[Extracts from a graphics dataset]
+ + + + + + +
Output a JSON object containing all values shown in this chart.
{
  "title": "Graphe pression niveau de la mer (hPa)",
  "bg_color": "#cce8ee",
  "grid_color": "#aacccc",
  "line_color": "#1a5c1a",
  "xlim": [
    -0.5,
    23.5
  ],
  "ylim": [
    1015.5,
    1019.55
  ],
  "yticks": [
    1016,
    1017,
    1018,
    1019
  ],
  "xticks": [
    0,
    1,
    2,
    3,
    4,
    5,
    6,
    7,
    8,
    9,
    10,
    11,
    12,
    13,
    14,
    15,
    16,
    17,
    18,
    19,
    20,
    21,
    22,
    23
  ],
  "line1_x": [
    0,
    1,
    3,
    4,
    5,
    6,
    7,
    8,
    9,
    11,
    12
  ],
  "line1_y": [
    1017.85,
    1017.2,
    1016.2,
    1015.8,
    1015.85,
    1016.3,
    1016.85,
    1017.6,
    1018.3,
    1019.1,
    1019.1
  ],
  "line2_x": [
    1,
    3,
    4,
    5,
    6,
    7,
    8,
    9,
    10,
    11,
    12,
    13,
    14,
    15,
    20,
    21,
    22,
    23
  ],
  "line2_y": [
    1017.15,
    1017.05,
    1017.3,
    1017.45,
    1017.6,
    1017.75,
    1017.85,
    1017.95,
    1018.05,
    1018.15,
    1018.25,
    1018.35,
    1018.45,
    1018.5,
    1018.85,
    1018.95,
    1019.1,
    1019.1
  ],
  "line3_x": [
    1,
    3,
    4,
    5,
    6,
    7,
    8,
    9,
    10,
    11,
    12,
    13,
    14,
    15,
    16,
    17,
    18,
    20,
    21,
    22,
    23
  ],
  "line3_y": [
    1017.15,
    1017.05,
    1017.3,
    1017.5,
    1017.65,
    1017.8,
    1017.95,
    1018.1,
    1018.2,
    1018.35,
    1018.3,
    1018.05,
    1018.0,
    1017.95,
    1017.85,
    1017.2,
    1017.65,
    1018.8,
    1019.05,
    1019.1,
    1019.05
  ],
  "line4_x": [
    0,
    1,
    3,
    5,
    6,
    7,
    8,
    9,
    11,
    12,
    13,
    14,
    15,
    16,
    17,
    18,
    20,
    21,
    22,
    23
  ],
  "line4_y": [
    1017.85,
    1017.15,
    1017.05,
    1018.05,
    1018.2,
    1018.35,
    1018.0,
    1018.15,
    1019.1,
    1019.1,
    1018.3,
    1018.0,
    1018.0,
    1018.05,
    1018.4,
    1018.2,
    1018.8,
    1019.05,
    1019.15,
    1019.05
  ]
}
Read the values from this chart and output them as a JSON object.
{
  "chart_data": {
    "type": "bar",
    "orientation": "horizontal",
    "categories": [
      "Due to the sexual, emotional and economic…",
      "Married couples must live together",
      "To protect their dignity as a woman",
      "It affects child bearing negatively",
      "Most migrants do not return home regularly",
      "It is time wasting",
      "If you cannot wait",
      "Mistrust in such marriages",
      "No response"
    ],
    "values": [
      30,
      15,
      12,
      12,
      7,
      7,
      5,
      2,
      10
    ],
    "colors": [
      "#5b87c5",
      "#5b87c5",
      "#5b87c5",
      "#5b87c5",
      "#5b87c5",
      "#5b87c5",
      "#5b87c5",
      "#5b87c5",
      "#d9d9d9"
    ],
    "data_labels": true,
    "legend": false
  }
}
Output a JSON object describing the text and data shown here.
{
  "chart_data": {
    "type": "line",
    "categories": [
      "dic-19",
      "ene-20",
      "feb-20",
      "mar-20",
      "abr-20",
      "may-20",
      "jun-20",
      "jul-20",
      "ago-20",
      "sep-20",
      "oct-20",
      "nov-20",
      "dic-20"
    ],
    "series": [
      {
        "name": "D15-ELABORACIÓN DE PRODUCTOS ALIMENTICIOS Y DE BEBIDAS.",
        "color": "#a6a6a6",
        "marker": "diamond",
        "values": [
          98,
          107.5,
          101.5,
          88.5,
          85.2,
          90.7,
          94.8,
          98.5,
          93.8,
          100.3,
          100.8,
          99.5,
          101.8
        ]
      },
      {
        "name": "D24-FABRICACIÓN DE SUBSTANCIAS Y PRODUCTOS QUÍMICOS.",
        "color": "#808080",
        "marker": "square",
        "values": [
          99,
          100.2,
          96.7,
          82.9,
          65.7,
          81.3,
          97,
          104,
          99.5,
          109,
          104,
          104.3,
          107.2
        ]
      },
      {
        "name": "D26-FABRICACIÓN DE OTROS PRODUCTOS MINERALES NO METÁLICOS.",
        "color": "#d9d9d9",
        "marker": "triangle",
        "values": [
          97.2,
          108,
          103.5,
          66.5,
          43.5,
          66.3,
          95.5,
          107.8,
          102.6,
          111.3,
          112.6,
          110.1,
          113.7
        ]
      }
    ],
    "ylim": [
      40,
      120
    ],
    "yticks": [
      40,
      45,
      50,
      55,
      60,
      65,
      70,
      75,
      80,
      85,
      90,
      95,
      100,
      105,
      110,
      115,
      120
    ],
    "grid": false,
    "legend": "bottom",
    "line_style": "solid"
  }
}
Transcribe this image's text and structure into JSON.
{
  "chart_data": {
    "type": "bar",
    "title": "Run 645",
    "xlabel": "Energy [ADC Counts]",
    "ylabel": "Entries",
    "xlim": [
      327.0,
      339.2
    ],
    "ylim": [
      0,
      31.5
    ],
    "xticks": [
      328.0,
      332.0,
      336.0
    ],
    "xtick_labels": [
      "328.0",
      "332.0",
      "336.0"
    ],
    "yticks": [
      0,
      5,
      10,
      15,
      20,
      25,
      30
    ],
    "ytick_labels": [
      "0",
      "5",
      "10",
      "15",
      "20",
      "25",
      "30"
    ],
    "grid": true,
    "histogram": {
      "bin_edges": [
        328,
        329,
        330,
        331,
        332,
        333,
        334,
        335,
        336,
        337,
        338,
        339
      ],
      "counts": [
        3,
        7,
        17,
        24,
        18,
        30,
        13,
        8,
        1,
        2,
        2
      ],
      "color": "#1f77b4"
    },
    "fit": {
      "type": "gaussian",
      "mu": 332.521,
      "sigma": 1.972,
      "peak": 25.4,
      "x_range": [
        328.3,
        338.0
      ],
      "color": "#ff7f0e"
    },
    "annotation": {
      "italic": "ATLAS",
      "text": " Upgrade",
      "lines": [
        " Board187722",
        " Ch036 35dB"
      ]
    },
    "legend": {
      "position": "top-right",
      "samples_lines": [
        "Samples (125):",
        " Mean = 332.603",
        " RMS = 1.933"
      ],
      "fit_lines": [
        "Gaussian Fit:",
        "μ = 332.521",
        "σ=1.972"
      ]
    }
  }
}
+ + + + + + +
DIRECTIONS: Print the records above in full, exactly.

ANSWER FOR THE TASK:
Output a JSON object containing all values shown in this chart.
{
  "title": "Graphe pression niveau de la mer (hPa)",
  "bg_color": "#cce8ee",
  "grid_color": "#aacccc",
  "line_color": "#1a5c1a",
  "xlim": [
    -0.5,
    23.5
  ],
  "ylim": [
    1015.5,
    1019.55
  ],
  "yticks": [
    1016,
    1017,
    1018,
    1019
  ],
  "xticks": [
    0,
    1,
    2,
    3,
    4,
    5,
    6,
    7,
    8,
    9,
    10,
    11,
    12,
    13,
    14,
    15,
    16,
    17,
    18,
    19,
    20,
    21,
    22,
    23
  ],
  "line1_x": [
    0,
    1,
    3,
    4,
    5,
    6,
    7,
    8,
    9,
    11,
    12
  ],
  "line1_y": [
    1017.85,
    1017.2,
    1016.2,
    1015.8,
    1015.85,
    1016.3,
    1016.85,
    1017.6,
    1018.3,
    1019.1,
    1019.1
  ],
  "line2_x": [
    1,
    3,
    4,
    5,
    6,
    7,
    8,
    9,
    10,
    11,
    12,
    13,
    14,
    15,
    20,
    21,
    22,
    23
  ],
  "line2_y": [
    1017.15,
    1017.05,
    1017.3,
    1017.45,
    1017.6,
    1017.75,
    1017.85,
    1017.95,
    1018.05,
    1018.15,
    1018.25,
    1018.35,
    1018.45,
    1018.5,
    1018.85,
    1018.95,
    1019.1,
    1019.1
  ],
  "line3_x": [
    1,
    3,
    4,
    5,
    6,
    7,
    8,
    9,
    10,
    11,
    12,
    13,
    14,
    15,
    16,
    17,
    18,
    20,
    21,
    22,
    23
  ],
  "line3_y": [
    1017.15,
    1017.05,
    1017.3,
    1017.5,
    1017.65,
    1017.8,
    1017.95,
    1018.1,
    1018.2,
    1018.35,
    1018.3,
    1018.05,
    1018.0,
    1017.95,
    1017.85,
    1017.2,
    1017.65,
    1018.8,
    1019.05,
    1019.1,
    1019.05
  ],
  "line4_x": [
    0,
    1,
    3,
    5,
    6,
    7,
    8,
    9,
    11,
    12,
    13,
    14,
    15,
    16,
    17,
    18,
    20,
    21,
    22,
    23
  ],
  "line4_y": [
    1017.85,
    1017.15,
    1017.05,
    1018.05,
    1018.2,
    1018.35,
    1018.0,
    1018.15,
    1019.1,
    1019.1,
    1018.3,
    1018.0,
    1018.0,
    1018.05,
    1018.4,
    1018.2,
    1018.8,
    1019.05,
    1019.15,
    1019.05
  ]
}
Read the values from this chart and output them as a JSON object.
{
  "chart_data": {
    "type": "bar",
    "orientation": "horizontal",
    "categories": [
      "Due to the sexual, emotional and economic…",
      "Married couples must live together",
      "To protect their dignity as a woman",
      "It affects child bearing negatively",
      "Most migrants do not return home regularly",
      "It is time wasting",
      "If you cannot wait",
      "Mistrust in such marriages",
      "No response"
    ],
    "values": [
      30,
      15,
      12,
      12,
      7,
      7,
      5,
      2,
      10
    ],
    "colors": [
      "#5b87c5",
      "#5b87c5",
      "#5b87c5",
      "#5b87c5",
      "#5b87c5",
      "#5b87c5",
      "#5b87c5",
      "#5b87c5",
      "#d9d9d9"
    ],
    "data_labels": true,
    "legend": false
  }
}
Output a JSON object describing the text and data shown here.
{
  "chart_data": {
    "type": "line",
    "categories": [
      "dic-19",
      "ene-20",
      "feb-20",
      "mar-20",
      "abr-20",
      "may-20",
      "jun-20",
      "jul-20",
      "ago-20",
      "sep-20",
      "oct-20",
      "nov-20",
      "dic-20"
    ],
    "series": [
      {
        "name": "D15-ELABORACIÓN DE PRODUCTOS ALIMENTICIOS Y DE BEBIDAS.",
        "color": "#a6a6a6",
        "marker": "diamond",
        "values": [
          98,
          107.5,
          101.5,
          88.5,
          85.2,
          90.7,
          94.8,
          98.5,
          93.8,
          100.3,
          100.8,
          99.5,
          101.8
        ]
      },
      {
        "name": "D24-FABRICACIÓN DE SUBSTANCIAS Y PRODUCTOS QUÍMICOS.",
        "color": "#808080",
        "marker": "square",
        "values": [
          99,
          100.2,
          96.7,
          82.9,
          65.7,
          81.3,
          97,
          104,
          99.5,
          109,
          104,
          104.3,
          107.2
        ]
      },
      {
        "name": "D26-FABRICACIÓN DE OTROS PRODUCTOS MINERALES NO METÁLICOS.",
        "color": "#d9d9d9",
        "marker": "triangle",
        "values": [
          97.2,
          108,
          103.5,
          66.5,
          43.5,
          66.3,
          95.5,
          107.8,
          102.6,
          111.3,
          112.6,
          110.1,
          113.7
        ]
      }
    ],
    "ylim": [
      40,
      120
    ],
    "yticks": [
      40,
      45,
      50,
      55,
      60,
      65,
      70,
      75,
      80,
      85,
      90,
      95,
      100,
      105,
      110,
      115,
      120
    ],
    "grid": false,
    "legend": "bottom",
    "line_style": "solid"
  }
}
Transcribe this image's text and structure into JSON.
{
  "chart_data": {
    "type": "bar",
    "title": "Run 645",
    "xlabel": "Energy [ADC Counts]",
    "ylabel": "Entries",
    "xlim": [
      327.0,
      339.2
    ],
    "ylim": [
      0,
      31.5
    ],
    "xticks": [
      328.0,
      332.0,
      336.0
    ],
    "xtick_labels": [
      "328.0",
      "332.0",
      "336.0"
    ],
    "yticks": [
      0,
      5,
      10,
      15,
      20,
      25,
      30
    ],
    "ytick_labels": [
      "0",
      "5",
      "10",
      "15",
      "20",
      "25",
      "30"
    ],
    "grid": true,
    "histogram": {
      "bin_edges": [
        328,
        329,
        330,
        331,
        332,
        333,
        334,
        335,
        336,
        337,
        338,
        339
      ],
      "counts": [
        3,
        7,
        17,
        24,
        18,
        30,
        13,
        8,
        1,
        2,
        2
      ],
      "color": "#1f77b4"
    },
    "fit": {
      "type": "gaussian",
      "mu": 332.521,
      "sigma": 1.972,
      "peak": 25.4,
      "x_range": [
        328.3,
        338.0
      ],
      "color": "#ff7f0e"
    },
    "annotation": {
      "italic": "ATLAS",
      "text": " Upgrade",
      "lines": [
        " Board187722",
        " Ch036 35dB"
      ]
    },
    "legend": {
      "position": "top-right",
      "samples_lines": [
        "Samples (125):",
        " Mean = 332.603",
        " RMS = 1.933"
      ],
      "fit_lines": [
        "Gaussian Fit:",
        "μ = 332.521",
        "σ=1.972"
      ]
    }
  }
}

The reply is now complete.